(Aim of the task) Report only the number of lines in this material that include the string "Dielectric".

═════ Input rows ═════

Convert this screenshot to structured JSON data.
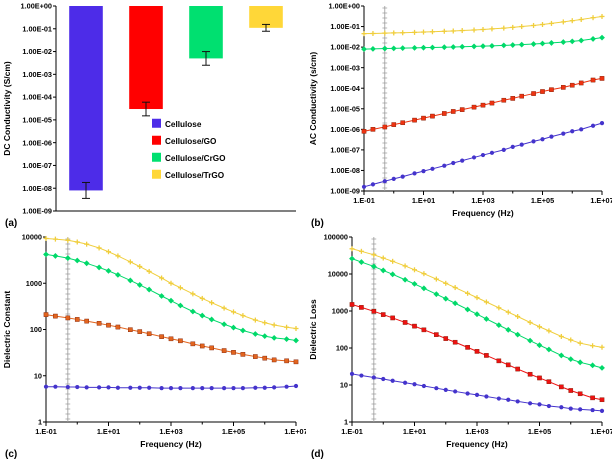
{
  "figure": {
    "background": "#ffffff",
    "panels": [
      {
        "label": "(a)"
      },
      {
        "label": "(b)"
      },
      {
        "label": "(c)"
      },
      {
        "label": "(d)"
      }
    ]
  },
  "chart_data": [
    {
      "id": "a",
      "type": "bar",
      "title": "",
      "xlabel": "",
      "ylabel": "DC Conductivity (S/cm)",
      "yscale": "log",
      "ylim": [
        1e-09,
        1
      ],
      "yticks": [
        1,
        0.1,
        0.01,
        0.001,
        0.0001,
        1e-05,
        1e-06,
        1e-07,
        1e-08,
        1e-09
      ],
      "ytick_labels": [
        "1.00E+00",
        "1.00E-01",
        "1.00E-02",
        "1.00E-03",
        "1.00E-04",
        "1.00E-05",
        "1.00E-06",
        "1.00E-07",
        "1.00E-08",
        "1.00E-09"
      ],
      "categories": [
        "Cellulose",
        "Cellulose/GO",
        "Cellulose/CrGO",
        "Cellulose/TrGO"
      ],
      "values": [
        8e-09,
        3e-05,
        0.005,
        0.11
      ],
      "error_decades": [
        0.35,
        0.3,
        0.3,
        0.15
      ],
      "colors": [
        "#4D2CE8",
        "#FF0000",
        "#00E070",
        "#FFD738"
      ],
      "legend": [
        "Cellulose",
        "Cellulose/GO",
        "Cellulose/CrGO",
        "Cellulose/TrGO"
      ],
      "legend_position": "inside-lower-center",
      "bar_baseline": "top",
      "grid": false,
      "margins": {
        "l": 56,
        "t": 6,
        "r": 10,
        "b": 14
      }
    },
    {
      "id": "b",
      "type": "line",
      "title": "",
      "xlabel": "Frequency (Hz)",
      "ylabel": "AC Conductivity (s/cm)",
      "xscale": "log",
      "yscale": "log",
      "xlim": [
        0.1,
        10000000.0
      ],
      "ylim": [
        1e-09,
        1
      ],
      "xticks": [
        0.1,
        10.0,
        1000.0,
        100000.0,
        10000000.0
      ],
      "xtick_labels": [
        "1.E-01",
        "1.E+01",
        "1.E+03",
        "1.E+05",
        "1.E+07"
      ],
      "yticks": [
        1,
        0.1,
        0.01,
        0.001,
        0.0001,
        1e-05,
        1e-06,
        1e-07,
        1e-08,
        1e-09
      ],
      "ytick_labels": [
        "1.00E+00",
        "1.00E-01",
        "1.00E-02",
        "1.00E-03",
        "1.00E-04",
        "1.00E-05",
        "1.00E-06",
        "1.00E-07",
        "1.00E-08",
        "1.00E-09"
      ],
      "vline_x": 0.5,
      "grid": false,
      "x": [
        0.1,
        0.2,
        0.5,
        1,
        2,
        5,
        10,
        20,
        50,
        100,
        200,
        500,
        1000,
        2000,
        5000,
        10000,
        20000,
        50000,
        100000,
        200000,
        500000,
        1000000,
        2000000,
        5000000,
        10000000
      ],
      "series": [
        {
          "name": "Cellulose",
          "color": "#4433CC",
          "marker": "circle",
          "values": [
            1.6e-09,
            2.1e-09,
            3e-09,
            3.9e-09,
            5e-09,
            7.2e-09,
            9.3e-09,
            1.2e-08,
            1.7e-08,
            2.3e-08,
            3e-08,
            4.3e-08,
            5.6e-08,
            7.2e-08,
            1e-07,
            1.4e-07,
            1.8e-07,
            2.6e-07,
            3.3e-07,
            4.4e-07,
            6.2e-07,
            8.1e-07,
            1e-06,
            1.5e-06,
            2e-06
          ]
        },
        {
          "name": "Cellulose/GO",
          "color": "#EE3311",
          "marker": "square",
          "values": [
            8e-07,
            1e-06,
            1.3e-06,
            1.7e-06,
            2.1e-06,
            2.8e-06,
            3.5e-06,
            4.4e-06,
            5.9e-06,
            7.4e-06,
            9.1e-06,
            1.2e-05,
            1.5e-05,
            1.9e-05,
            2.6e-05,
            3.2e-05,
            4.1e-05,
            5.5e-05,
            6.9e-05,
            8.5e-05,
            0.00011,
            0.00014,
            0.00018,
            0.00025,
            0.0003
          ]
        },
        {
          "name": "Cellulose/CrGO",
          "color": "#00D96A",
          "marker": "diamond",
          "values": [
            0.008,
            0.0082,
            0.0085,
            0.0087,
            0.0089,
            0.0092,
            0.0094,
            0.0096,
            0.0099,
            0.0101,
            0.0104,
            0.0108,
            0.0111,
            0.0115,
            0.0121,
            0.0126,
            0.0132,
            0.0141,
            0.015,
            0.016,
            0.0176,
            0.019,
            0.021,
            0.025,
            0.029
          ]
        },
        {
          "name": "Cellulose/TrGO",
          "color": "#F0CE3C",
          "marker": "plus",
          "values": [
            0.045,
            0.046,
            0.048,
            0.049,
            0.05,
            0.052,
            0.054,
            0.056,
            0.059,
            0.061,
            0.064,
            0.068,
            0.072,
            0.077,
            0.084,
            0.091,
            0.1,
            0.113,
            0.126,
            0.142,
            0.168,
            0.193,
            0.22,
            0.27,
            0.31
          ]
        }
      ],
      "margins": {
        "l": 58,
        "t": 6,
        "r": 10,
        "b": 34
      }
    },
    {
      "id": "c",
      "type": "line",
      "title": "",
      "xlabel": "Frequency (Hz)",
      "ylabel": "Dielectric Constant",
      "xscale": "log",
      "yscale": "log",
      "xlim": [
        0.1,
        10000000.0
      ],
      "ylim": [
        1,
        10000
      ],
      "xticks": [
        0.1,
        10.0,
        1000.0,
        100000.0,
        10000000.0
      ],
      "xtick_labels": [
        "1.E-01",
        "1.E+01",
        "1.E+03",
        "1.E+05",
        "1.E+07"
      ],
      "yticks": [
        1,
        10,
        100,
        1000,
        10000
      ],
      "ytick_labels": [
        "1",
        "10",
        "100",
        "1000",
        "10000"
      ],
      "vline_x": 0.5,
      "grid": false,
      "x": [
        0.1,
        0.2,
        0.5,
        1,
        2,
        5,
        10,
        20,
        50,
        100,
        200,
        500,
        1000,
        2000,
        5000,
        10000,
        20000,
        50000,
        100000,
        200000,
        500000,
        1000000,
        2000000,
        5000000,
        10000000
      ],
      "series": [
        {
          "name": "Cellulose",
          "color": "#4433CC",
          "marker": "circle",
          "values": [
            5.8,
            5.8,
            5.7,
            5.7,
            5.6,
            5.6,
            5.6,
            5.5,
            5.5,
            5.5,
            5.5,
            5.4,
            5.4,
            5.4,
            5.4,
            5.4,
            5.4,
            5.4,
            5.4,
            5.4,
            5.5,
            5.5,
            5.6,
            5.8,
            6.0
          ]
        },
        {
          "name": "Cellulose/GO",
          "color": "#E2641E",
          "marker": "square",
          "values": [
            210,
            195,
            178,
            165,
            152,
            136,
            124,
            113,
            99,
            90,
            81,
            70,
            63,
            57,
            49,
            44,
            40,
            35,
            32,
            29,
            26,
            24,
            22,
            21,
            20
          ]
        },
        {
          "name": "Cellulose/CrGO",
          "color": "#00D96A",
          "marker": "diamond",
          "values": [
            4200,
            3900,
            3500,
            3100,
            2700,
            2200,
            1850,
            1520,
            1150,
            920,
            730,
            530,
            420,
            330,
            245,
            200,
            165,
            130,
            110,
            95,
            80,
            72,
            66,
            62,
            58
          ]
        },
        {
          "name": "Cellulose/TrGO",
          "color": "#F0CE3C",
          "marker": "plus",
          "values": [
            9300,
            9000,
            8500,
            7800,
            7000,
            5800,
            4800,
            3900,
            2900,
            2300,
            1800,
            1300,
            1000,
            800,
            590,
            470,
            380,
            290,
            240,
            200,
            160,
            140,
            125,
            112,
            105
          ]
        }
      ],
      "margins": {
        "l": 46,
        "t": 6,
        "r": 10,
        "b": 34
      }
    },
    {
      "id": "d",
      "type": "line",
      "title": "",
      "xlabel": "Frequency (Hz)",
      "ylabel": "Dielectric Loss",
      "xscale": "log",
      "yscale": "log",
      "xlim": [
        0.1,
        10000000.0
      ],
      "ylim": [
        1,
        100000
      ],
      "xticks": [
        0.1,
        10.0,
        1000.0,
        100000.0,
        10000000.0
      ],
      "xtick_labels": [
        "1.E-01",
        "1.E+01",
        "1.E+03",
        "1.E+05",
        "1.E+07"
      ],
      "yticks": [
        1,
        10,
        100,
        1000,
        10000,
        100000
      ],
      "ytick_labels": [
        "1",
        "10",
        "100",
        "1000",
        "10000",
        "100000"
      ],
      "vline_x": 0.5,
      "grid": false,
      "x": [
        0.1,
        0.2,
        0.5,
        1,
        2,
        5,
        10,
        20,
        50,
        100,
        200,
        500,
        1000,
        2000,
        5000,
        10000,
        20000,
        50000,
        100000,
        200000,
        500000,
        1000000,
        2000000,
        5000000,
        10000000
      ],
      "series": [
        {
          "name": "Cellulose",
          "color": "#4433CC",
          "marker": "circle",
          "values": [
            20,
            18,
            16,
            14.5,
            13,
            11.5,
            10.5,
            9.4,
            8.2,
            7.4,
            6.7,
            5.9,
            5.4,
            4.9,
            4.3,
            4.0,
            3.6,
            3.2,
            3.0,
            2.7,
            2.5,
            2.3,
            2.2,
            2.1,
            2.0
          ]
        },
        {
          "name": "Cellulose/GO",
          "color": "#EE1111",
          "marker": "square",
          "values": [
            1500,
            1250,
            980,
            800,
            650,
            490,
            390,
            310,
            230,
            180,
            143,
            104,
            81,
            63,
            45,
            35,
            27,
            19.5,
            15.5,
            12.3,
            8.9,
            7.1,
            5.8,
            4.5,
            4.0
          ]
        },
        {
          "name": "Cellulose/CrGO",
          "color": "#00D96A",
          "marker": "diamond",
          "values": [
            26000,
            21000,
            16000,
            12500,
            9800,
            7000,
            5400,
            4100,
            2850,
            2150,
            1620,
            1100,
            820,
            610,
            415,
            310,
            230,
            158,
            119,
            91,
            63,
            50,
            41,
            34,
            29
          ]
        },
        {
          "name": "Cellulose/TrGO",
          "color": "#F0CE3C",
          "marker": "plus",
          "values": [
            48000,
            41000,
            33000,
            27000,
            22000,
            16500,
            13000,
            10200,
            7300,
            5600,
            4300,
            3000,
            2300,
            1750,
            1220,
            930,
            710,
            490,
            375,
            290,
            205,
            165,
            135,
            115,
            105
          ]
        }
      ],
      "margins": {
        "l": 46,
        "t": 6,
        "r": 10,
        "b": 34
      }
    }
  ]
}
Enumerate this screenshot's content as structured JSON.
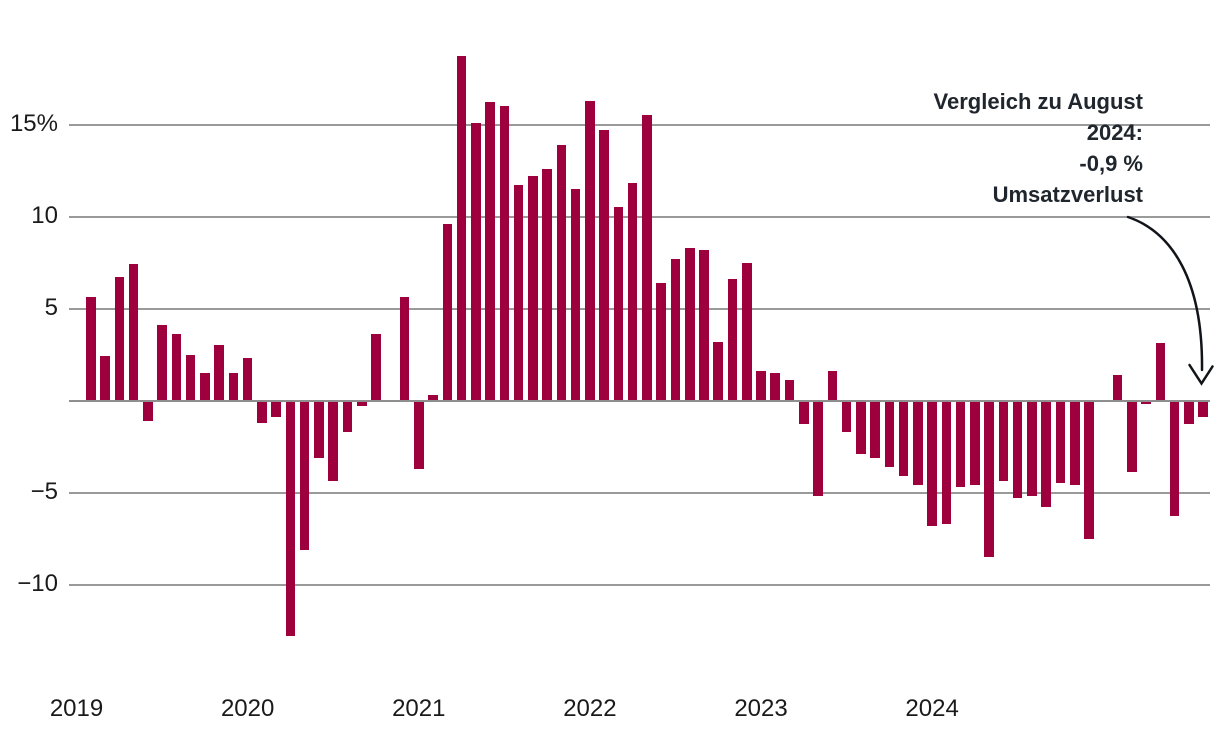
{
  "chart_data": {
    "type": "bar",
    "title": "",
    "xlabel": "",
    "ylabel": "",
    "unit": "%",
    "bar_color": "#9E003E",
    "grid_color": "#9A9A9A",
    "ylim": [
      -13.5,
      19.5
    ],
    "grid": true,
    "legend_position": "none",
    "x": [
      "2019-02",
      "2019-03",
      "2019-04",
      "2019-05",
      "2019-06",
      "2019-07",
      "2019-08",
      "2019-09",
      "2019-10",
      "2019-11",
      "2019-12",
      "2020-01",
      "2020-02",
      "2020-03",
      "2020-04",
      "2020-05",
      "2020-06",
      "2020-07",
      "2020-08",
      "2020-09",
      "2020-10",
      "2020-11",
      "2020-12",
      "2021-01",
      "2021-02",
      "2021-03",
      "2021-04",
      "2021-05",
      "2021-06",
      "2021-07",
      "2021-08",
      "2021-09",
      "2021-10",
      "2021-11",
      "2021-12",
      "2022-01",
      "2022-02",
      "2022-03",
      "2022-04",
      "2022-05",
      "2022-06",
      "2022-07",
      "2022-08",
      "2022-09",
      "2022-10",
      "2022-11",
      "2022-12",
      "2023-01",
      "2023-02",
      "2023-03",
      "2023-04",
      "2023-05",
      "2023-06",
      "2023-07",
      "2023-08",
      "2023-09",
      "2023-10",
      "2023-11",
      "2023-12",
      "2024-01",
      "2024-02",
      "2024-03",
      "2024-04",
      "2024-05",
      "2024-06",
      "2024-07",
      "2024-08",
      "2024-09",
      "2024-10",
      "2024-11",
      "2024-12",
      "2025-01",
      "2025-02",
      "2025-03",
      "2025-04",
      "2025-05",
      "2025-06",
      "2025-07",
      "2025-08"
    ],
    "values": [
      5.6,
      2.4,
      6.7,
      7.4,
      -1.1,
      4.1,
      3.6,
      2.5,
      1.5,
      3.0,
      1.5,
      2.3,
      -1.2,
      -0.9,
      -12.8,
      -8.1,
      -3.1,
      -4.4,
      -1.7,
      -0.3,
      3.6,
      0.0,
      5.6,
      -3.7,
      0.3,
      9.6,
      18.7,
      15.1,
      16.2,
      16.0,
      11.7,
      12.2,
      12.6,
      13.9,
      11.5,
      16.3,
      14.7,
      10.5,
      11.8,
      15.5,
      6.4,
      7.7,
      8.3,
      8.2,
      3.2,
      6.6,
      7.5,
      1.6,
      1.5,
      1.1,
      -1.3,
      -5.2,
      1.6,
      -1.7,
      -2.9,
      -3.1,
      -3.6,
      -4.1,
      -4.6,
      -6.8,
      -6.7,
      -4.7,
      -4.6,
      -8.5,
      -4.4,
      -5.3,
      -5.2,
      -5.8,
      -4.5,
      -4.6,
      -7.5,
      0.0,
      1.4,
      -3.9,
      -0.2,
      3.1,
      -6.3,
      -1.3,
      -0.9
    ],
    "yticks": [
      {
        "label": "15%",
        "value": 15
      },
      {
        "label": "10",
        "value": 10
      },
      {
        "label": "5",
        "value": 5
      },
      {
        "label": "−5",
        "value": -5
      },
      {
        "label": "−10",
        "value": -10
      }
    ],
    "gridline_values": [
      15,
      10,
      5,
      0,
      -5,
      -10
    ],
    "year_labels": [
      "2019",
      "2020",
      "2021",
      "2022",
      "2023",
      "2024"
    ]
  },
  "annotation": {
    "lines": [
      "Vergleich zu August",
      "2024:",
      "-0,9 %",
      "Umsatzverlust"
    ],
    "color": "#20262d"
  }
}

═════

(Solved problem) 2